- **Data for this exercise**
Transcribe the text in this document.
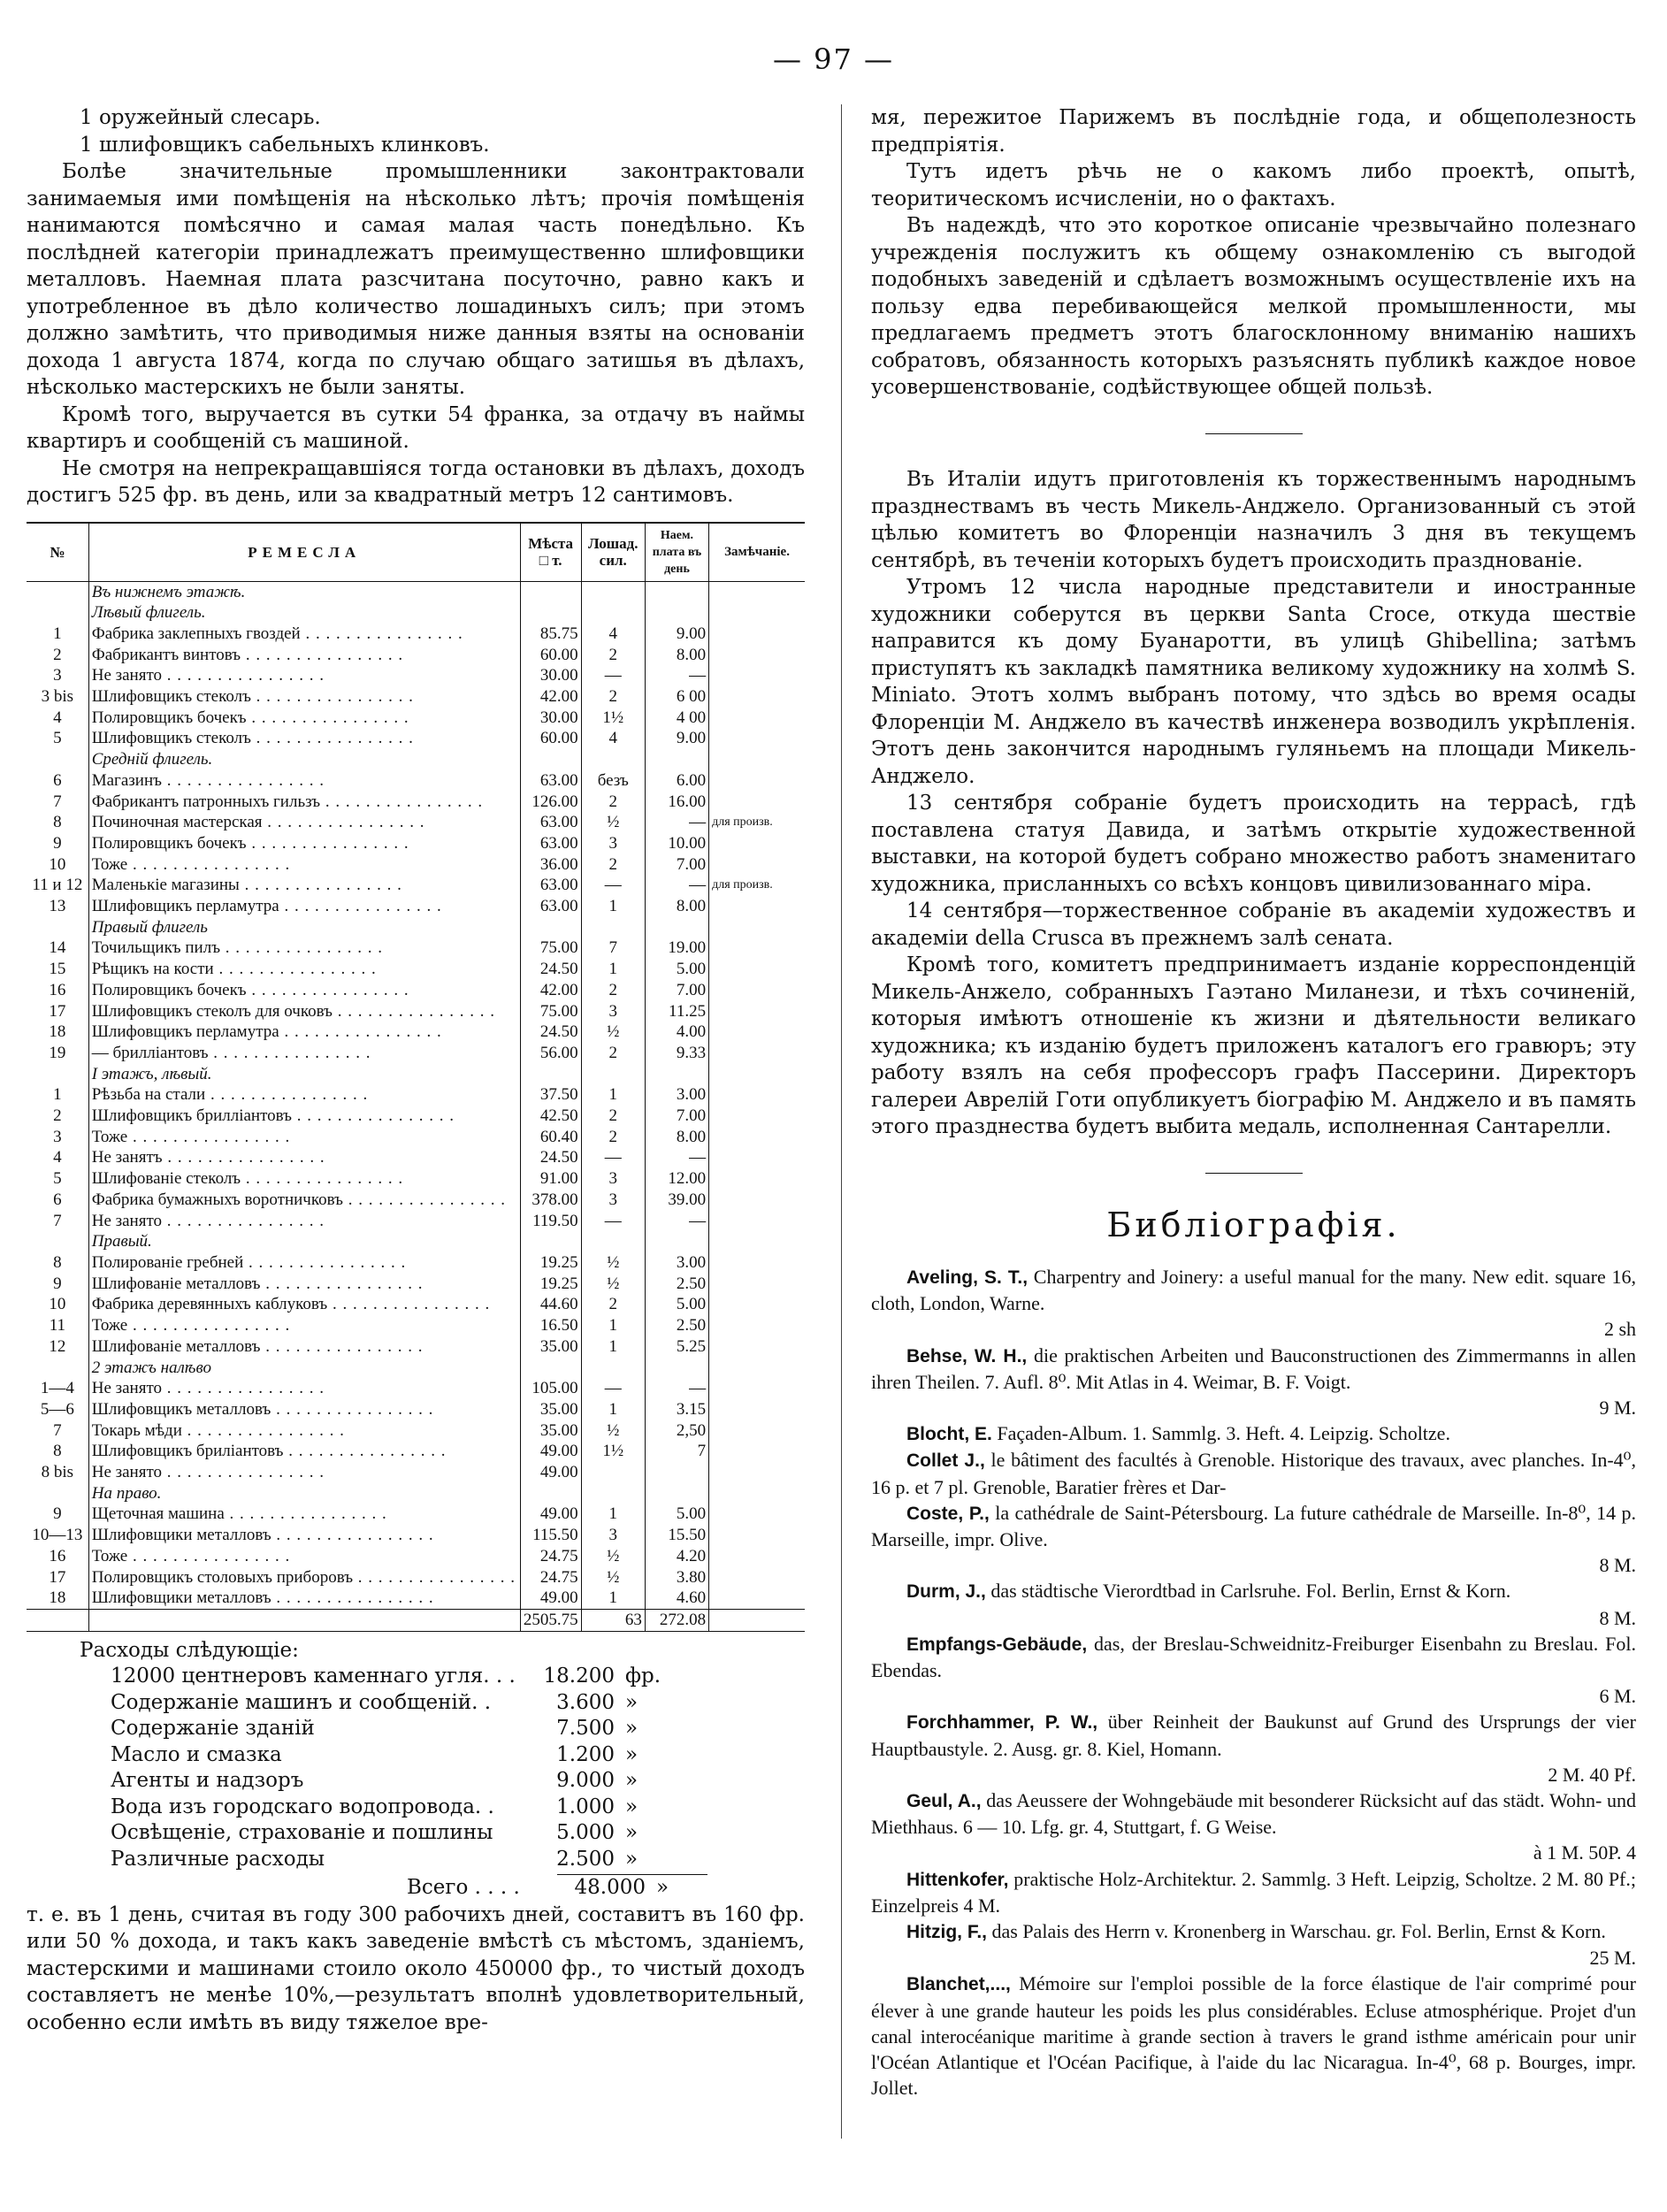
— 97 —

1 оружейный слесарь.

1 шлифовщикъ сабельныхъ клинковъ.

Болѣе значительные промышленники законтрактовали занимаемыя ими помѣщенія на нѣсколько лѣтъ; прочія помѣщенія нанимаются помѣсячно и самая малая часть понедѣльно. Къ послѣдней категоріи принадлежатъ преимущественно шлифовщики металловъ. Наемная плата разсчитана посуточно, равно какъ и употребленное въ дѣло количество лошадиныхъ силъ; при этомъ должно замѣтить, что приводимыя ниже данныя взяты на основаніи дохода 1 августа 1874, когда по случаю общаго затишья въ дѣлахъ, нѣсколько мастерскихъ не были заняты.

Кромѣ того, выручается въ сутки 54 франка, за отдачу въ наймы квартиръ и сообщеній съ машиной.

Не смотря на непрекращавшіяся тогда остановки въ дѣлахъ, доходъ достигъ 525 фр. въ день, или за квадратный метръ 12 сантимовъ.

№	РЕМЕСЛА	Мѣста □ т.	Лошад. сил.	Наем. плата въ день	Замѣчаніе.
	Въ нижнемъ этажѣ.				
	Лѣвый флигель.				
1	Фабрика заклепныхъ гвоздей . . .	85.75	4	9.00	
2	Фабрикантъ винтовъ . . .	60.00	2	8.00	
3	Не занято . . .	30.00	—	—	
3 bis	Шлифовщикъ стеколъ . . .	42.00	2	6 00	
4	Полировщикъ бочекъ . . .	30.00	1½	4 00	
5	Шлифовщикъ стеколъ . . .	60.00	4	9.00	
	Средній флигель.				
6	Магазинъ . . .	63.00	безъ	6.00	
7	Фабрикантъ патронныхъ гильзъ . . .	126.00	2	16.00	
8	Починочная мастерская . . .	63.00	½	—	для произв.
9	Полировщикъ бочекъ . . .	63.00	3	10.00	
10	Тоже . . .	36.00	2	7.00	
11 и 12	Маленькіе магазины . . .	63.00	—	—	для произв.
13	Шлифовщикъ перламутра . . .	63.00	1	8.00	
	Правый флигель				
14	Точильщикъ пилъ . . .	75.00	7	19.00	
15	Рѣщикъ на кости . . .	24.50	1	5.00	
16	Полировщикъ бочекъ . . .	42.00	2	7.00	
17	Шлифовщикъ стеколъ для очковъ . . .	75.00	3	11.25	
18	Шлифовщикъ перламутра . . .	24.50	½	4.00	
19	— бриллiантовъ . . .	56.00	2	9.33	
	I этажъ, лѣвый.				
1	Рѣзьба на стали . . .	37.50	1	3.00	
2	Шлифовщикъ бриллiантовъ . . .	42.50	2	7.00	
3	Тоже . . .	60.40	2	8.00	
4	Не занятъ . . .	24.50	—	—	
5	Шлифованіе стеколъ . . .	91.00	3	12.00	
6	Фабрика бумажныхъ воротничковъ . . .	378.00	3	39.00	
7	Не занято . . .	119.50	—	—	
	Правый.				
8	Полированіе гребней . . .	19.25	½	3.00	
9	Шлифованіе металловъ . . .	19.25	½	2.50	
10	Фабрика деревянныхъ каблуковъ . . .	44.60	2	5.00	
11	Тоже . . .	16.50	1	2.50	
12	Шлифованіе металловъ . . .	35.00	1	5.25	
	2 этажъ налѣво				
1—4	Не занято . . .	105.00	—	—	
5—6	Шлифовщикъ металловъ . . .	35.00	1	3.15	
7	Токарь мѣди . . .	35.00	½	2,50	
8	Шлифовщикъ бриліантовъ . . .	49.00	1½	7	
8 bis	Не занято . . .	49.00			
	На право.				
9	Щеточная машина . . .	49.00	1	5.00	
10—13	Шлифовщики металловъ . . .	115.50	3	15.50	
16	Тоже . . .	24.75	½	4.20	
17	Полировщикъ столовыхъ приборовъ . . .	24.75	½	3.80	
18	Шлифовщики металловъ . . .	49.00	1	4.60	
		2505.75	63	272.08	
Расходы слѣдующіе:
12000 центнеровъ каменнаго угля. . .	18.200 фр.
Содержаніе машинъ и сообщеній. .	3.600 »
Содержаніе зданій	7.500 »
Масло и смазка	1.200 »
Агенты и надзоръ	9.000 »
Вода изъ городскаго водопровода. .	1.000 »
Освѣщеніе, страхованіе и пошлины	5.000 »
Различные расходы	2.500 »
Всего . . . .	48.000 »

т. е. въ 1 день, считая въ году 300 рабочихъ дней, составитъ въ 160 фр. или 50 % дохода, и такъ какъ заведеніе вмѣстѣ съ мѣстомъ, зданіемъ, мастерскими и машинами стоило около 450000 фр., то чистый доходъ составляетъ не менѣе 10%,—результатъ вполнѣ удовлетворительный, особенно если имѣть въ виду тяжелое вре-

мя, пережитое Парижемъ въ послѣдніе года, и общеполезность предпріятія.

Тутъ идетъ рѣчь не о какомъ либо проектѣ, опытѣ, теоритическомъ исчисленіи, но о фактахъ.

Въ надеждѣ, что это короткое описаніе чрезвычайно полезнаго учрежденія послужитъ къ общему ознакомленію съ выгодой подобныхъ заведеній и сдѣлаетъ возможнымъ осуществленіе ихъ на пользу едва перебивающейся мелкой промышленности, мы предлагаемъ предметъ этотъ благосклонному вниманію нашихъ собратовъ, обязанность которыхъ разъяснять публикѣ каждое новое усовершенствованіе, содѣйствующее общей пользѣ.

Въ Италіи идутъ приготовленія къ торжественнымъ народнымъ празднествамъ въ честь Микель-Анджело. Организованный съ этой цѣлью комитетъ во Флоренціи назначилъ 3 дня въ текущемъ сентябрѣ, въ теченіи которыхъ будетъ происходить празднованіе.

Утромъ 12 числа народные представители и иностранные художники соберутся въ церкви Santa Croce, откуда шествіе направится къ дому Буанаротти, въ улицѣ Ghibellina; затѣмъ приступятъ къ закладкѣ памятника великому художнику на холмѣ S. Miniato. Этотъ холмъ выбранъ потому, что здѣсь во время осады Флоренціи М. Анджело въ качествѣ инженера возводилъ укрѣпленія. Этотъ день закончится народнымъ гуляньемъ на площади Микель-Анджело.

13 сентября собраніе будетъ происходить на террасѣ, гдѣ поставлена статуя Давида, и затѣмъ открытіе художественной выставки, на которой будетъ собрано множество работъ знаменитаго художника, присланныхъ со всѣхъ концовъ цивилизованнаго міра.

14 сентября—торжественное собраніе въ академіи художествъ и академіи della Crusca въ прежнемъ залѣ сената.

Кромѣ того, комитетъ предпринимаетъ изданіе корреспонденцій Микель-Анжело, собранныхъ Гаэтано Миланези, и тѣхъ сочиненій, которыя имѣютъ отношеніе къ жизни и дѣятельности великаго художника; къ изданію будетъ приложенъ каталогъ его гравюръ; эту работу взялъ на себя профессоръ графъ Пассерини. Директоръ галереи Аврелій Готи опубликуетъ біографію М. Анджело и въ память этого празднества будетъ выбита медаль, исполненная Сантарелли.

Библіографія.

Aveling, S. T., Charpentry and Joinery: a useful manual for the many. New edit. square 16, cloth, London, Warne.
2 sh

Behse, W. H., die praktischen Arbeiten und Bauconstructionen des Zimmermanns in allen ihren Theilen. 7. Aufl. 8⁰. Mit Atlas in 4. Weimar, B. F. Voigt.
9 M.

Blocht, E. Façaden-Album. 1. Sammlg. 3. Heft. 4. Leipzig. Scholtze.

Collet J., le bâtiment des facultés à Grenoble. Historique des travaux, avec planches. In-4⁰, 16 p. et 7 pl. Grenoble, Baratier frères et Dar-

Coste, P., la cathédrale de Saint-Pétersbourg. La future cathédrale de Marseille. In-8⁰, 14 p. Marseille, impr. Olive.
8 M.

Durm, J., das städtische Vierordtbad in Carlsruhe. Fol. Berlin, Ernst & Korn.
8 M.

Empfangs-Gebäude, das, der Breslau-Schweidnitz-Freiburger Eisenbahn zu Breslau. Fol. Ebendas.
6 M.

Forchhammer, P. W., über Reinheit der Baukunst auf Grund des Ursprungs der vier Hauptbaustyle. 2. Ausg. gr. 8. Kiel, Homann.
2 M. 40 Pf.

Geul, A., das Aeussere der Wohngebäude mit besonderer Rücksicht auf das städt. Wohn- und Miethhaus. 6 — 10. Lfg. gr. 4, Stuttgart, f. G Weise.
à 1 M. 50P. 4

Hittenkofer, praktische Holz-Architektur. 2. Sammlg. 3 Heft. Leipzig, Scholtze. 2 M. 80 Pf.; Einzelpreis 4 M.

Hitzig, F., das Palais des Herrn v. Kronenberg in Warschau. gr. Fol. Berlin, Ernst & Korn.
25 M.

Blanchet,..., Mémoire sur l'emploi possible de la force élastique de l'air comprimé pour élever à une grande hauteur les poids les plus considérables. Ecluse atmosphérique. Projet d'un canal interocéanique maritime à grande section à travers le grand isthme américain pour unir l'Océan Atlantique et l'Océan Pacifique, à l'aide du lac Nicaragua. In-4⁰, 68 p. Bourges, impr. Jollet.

...

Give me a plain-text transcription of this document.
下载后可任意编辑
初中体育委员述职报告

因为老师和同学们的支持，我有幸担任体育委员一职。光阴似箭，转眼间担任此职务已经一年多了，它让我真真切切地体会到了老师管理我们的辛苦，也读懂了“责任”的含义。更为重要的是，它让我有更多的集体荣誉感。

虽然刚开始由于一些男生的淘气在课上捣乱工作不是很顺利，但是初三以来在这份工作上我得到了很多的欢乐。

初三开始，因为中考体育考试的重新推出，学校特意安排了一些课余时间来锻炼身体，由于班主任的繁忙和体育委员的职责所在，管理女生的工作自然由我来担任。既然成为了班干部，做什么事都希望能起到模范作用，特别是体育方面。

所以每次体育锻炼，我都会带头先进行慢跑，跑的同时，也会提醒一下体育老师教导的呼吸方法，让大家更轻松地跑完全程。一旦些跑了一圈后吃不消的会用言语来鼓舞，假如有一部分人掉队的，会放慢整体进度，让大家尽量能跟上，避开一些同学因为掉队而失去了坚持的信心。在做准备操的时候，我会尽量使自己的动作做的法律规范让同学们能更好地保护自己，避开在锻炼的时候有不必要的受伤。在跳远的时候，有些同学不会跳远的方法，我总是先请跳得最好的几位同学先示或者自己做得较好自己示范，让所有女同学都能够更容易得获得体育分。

- **Task requirements**
Say how many lines in the records contain the string "флигель", and say nothing else.

- **Task response**
3